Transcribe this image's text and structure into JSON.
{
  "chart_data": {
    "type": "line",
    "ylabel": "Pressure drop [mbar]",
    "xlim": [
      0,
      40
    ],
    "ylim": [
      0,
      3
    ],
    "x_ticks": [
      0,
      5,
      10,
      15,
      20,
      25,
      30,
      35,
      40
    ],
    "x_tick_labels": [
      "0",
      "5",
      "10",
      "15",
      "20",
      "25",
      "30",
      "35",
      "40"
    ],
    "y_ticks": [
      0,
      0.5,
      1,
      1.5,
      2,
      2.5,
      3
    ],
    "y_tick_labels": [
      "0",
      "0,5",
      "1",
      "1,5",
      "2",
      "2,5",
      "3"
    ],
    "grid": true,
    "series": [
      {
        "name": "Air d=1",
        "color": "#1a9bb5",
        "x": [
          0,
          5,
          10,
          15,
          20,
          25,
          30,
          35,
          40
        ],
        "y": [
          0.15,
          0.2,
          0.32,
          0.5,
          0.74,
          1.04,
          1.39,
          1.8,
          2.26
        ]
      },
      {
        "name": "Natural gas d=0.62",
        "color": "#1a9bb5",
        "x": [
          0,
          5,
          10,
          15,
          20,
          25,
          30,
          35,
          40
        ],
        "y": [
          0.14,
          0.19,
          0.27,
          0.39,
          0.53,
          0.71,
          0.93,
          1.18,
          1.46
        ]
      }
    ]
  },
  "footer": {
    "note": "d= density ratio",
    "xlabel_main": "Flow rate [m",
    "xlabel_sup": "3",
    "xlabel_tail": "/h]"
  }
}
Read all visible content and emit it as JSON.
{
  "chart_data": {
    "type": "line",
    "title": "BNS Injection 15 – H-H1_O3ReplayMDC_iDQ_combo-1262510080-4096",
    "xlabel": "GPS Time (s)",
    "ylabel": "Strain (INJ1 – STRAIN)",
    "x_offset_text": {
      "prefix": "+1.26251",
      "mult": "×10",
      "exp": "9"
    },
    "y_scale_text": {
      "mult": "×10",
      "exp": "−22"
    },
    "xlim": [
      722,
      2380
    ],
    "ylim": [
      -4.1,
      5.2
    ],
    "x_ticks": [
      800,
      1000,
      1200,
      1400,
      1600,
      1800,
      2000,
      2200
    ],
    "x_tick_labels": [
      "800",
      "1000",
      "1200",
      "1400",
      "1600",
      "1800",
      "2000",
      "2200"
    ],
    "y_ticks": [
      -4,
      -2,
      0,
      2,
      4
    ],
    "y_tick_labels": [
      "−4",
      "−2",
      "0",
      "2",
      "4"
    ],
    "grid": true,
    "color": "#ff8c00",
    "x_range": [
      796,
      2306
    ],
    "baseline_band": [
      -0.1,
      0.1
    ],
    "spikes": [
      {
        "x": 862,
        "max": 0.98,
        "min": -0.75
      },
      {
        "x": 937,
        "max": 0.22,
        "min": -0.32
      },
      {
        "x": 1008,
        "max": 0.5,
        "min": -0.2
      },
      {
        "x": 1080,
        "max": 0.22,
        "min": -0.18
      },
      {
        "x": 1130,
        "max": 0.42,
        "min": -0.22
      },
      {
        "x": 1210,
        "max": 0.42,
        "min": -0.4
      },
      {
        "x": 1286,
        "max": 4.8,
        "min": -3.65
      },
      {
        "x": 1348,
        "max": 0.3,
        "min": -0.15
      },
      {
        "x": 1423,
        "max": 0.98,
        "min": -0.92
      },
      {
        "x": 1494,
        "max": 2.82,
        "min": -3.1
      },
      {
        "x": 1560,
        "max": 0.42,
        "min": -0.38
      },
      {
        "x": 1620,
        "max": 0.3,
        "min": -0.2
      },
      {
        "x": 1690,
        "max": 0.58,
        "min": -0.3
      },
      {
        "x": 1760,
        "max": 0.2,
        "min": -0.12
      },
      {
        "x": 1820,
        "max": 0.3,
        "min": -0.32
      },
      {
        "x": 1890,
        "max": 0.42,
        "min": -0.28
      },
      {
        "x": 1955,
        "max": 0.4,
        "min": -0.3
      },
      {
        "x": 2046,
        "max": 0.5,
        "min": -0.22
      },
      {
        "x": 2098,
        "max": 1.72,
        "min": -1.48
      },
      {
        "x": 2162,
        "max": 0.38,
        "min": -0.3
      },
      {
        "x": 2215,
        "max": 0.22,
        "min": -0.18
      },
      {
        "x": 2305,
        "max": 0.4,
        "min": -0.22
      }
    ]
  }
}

···

◆ **Short exercise**: Pull out the lines above in which the word "ylabel" appears.

◆ **Answer to this problem**:
    "ylabel": "Pressure drop [mbar]",
    "ylabel": "Strain (INJ1 – STRAIN)",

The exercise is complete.